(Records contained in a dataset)

· · · · ·

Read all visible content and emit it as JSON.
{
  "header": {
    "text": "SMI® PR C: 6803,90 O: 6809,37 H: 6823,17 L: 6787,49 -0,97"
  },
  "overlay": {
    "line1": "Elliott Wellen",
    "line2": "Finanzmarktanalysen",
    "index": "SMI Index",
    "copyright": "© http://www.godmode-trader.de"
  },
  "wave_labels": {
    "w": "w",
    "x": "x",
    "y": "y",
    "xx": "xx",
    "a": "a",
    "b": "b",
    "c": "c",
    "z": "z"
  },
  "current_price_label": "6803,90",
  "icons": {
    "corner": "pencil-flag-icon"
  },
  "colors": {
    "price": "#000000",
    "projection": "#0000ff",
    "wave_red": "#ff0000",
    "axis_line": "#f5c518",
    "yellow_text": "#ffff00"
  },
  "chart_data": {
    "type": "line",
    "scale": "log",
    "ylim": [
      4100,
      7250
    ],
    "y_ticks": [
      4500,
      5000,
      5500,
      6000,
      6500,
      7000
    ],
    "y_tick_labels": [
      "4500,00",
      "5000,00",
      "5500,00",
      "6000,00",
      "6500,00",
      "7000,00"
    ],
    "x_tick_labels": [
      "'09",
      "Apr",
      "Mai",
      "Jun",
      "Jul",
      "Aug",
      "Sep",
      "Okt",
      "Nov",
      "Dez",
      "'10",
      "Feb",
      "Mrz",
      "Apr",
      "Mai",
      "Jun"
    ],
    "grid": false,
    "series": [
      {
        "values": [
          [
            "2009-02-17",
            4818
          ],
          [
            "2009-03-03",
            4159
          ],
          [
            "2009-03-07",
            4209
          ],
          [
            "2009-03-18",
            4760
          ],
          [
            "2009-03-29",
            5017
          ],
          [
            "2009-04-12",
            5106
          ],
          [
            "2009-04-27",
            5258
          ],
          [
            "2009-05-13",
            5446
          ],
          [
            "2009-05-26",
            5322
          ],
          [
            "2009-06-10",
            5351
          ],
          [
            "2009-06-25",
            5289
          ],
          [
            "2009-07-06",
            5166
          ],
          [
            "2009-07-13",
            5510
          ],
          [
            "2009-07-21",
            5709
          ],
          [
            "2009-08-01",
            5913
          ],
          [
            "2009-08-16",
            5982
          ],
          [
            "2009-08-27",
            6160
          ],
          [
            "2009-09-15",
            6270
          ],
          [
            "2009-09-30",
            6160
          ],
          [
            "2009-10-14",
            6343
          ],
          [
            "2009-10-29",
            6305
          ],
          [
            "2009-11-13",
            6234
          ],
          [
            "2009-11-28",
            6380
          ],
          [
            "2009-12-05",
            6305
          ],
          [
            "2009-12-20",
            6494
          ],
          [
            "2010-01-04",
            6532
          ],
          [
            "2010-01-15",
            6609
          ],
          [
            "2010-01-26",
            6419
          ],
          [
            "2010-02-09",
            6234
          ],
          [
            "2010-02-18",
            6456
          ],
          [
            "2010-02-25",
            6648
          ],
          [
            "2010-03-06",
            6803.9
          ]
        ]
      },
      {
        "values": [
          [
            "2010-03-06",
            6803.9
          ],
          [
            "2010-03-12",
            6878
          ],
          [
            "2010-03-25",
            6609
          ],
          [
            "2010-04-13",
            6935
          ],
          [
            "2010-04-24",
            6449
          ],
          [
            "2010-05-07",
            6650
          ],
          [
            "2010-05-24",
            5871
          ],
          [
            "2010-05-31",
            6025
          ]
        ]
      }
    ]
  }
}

· · · · ·

▸ Task statement: Please repeat the listing exactly, with nothing left out.

▸ Full output:
Read all visible content and emit it as JSON.
{
  "header": {
    "text": "SMI® PR C: 6803,90 O: 6809,37 H: 6823,17 L: 6787,49 -0,97"
  },
  "overlay": {
    "line1": "Elliott Wellen",
    "line2": "Finanzmarktanalysen",
    "index": "SMI Index",
    "copyright": "© http://www.godmode-trader.de"
  },
  "wave_labels": {
    "w": "w",
    "x": "x",
    "y": "y",
    "xx": "xx",
    "a": "a",
    "b": "b",
    "c": "c",
    "z": "z"
  },
  "current_price_label": "6803,90",
  "icons": {
    "corner": "pencil-flag-icon"
  },
  "colors": {
    "price": "#000000",
    "projection": "#0000ff",
    "wave_red": "#ff0000",
    "axis_line": "#f5c518",
    "yellow_text": "#ffff00"
  },
  "chart_data": {
    "type": "line",
    "scale": "log",
    "ylim": [
      4100,
      7250
    ],
    "y_ticks": [
      4500,
      5000,
      5500,
      6000,
      6500,
      7000
    ],
    "y_tick_labels": [
      "4500,00",
      "5000,00",
      "5500,00",
      "6000,00",
      "6500,00",
      "7000,00"
    ],
    "x_tick_labels": [
      "'09",
      "Apr",
      "Mai",
      "Jun",
      "Jul",
      "Aug",
      "Sep",
      "Okt",
      "Nov",
      "Dez",
      "'10",
      "Feb",
      "Mrz",
      "Apr",
      "Mai",
      "Jun"
    ],
    "grid": false,
    "series": [
      {
        "values": [
          [
            "2009-02-17",
            4818
          ],
          [
            "2009-03-03",
            4159
          ],
          [
            "2009-03-07",
            4209
          ],
          [
            "2009-03-18",
            4760
          ],
          [
            "2009-03-29",
            5017
          ],
          [
            "2009-04-12",
            5106
          ],
          [
            "2009-04-27",
            5258
          ],
          [
            "2009-05-13",
            5446
          ],
          [
            "2009-05-26",
            5322
          ],
          [
            "2009-06-10",
            5351
          ],
          [
            "2009-06-25",
            5289
          ],
          [
            "2009-07-06",
            5166
          ],
          [
            "2009-07-13",
            5510
          ],
          [
            "2009-07-21",
            5709
          ],
          [
            "2009-08-01",
            5913
          ],
          [
            "2009-08-16",
            5982
          ],
          [
            "2009-08-27",
            6160
          ],
          [
            "2009-09-15",
            6270
          ],
          [
            "2009-09-30",
            6160
          ],
          [
            "2009-10-14",
            6343
          ],
          [
            "2009-10-29",
            6305
          ],
          [
            "2009-11-13",
            6234
          ],
          [
            "2009-11-28",
            6380
          ],
          [
            "2009-12-05",
            6305
          ],
          [
            "2009-12-20",
            6494
          ],
          [
            "2010-01-04",
            6532
          ],
          [
            "2010-01-15",
            6609
          ],
          [
            "2010-01-26",
            6419
          ],
          [
            "2010-02-09",
            6234
          ],
          [
            "2010-02-18",
            6456
          ],
          [
            "2010-02-25",
            6648
          ],
          [
            "2010-03-06",
            6803.9
          ]
        ]
      },
      {
        "values": [
          [
            "2010-03-06",
            6803.9
          ],
          [
            "2010-03-12",
            6878
          ],
          [
            "2010-03-25",
            6609
          ],
          [
            "2010-04-13",
            6935
          ],
          [
            "2010-04-24",
            6449
          ],
          [
            "2010-05-07",
            6650
          ],
          [
            "2010-05-24",
            5871
          ],
          [
            "2010-05-31",
            6025
          ]
        ]
      }
    ]
  }
}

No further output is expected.